───── Records provided ─────
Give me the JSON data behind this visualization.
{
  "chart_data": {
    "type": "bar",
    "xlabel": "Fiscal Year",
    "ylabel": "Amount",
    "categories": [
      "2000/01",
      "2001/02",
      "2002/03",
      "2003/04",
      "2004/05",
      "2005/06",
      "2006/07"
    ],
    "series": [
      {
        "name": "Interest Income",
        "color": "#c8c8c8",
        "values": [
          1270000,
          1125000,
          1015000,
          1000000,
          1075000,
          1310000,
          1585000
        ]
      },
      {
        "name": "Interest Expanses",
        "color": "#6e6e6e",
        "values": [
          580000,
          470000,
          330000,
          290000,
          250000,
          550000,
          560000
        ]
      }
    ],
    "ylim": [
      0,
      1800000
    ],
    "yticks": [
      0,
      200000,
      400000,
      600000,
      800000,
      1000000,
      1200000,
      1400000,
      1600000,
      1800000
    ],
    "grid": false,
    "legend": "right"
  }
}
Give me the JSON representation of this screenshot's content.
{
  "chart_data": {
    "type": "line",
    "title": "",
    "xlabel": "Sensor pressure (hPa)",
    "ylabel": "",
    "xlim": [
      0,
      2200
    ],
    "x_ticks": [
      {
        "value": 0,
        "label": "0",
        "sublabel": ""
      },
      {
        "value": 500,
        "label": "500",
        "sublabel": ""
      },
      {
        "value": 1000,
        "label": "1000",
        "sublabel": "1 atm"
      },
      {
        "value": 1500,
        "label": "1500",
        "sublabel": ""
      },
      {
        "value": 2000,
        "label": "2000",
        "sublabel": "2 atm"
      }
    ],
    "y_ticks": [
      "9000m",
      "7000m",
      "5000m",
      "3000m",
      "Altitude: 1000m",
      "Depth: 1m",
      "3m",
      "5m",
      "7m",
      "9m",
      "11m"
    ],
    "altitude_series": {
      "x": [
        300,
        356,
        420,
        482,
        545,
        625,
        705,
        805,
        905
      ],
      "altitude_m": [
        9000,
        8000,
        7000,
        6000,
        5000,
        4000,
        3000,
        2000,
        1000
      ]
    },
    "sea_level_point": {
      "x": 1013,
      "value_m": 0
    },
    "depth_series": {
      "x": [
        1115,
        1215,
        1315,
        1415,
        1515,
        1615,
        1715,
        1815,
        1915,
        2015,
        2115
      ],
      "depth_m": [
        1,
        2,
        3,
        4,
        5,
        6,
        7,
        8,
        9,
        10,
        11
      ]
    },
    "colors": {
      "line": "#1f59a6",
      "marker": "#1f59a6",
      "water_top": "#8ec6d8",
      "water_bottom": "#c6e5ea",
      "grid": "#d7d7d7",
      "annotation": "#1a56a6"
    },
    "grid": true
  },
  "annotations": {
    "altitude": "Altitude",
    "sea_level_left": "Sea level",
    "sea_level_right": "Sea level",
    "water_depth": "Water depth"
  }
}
─────
§ **What you are asked to do**:
State, as a bare number, how many lines of the listing hold the word "this".

§ **Task output**:
2